EXERCISE DETAILS: Exclude images, then output the remaining data verbatim.

Collected data entries:
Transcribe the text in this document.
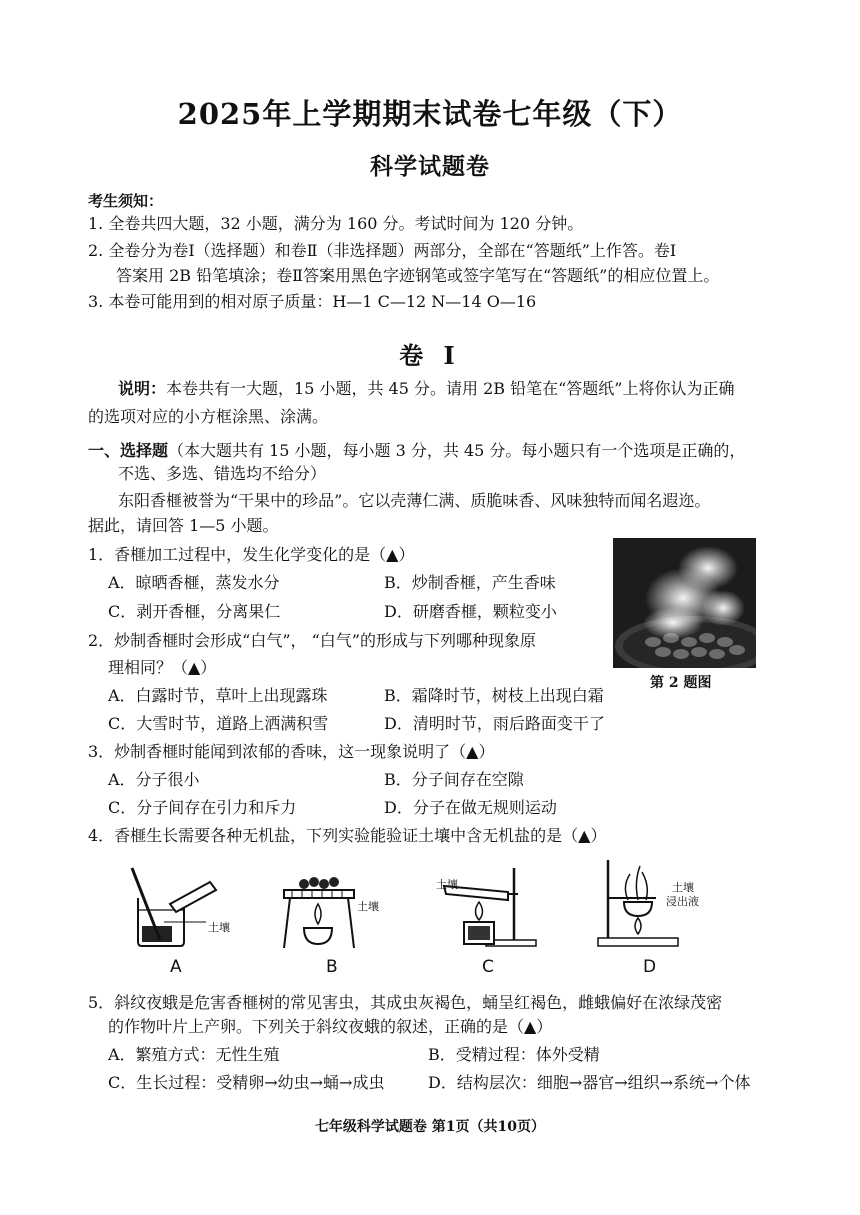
2025年上学期期末试卷七年级（下）
科学试题卷
考生须知：
1. 全卷共四大题，32 小题，满分为 160 分。考试时间为 120 分钟。
2. 全卷分为卷Ⅰ（选择题）和卷Ⅱ（非选择题）两部分，全部在“答题纸”上作答。卷Ⅰ
答案用 2B 铅笔填涂；卷Ⅱ答案用黑色字迹钢笔或签字笔写在“答题纸”的相应位置上。
3. 本卷可能用到的相对原子质量：H—1 C—12 N—14 O—16
卷 Ⅰ
说明：本卷共有一大题，15 小题，共 45 分。请用 2B 铅笔在“答题纸”上将你认为正确
的选项对应的小方框涂黑、涂满。
一、选择题（本大题共有 15 小题，每小题 3 分，共 45 分。每小题只有一个选项是正确的，
不选、多选、错选均不给分）
东阳香榧被誉为“干果中的珍品”。它以壳薄仁满、质脆味香、风味独特而闻名遐迩。
据此，请回答 1—5 小题。
1．香榧加工过程中，发生化学变化的是（▲）
A．晾晒香榧，蒸发水分	B．炒制香榧，产生香味
C．剥开香榧，分离果仁	D．研磨香榧，颗粒变小
2．炒制香榧时会形成“白气”， “白气”的形成与下列哪种现象原
理相同？（▲）
A．白露时节，草叶上出现露珠	B．霜降时节，树枝上出现白霜
C．大雪时节，道路上洒满积雪	D．清明时节，雨后路面变干了
第 2 题图
3．炒制香榧时能闻到浓郁的香味，这一现象说明了（▲）
A．分子很小	B．分子间存在空隙
C．分子间存在引力和斥力	D．分子在做无规则运动
4．香榧生长需要各种无机盐，下列实验能验证土壤中含无机盐的是（▲）
土壤
土壤
土壤	土壤
浸出液
A	B	C	D
5．斜纹夜蛾是危害香榧树的常见害虫，其成虫灰褐色，蛹呈红褐色，雌蛾偏好在浓绿茂密
的作物叶片上产卵。下列关于斜纹夜蛾的叙述，正确的是（▲）
A．繁殖方式：无性生殖	B．受精过程：体外受精
C．生长过程：受精卵→幼虫→蛹→成虫	D．结构层次：细胞→器官→组织→系统→个体
七年级科学试题卷 第1页（共10页）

FULL RESPONSE:
Transcribe the text in this document.
2025年上学期期末试卷七年级（下）
科学试题卷
考生须知：
1. 全卷共四大题，32 小题，满分为 160 分。考试时间为 120 分钟。
2. 全卷分为卷Ⅰ（选择题）和卷Ⅱ（非选择题）两部分，全部在“答题纸”上作答。卷Ⅰ
答案用 2B 铅笔填涂；卷Ⅱ答案用黑色字迹钢笔或签字笔写在“答题纸”的相应位置上。
3. 本卷可能用到的相对原子质量：H—1 C—12 N—14 O—16
卷 Ⅰ
说明：本卷共有一大题，15 小题，共 45 分。请用 2B 铅笔在“答题纸”上将你认为正确
的选项对应的小方框涂黑、涂满。
一、选择题（本大题共有 15 小题，每小题 3 分，共 45 分。每小题只有一个选项是正确的，
不选、多选、错选均不给分）
东阳香榧被誉为“干果中的珍品”。它以壳薄仁满、质脆味香、风味独特而闻名遐迩。
据此，请回答 1—5 小题。
1．香榧加工过程中，发生化学变化的是（▲）
A．晾晒香榧，蒸发水分	B．炒制香榧，产生香味
C．剥开香榧，分离果仁	D．研磨香榧，颗粒变小
2．炒制香榧时会形成“白气”， “白气”的形成与下列哪种现象原
理相同？（▲）
A．白露时节，草叶上出现露珠	B．霜降时节，树枝上出现白霜
C．大雪时节，道路上洒满积雪	D．清明时节，雨后路面变干了
第 2 题图
3．炒制香榧时能闻到浓郁的香味，这一现象说明了（▲）
A．分子很小	B．分子间存在空隙
C．分子间存在引力和斥力	D．分子在做无规则运动
4．香榧生长需要各种无机盐，下列实验能验证土壤中含无机盐的是（▲）
土壤
土壤
土壤	土壤
浸出液
A	B	C	D
5．斜纹夜蛾是危害香榧树的常见害虫，其成虫灰褐色，蛹呈红褐色，雌蛾偏好在浓绿茂密
的作物叶片上产卵。下列关于斜纹夜蛾的叙述，正确的是（▲）
A．繁殖方式：无性生殖	B．受精过程：体外受精
C．生长过程：受精卵→幼虫→蛹→成虫	D．结构层次：细胞→器官→组织→系统→个体
七年级科学试题卷 第1页（共10页）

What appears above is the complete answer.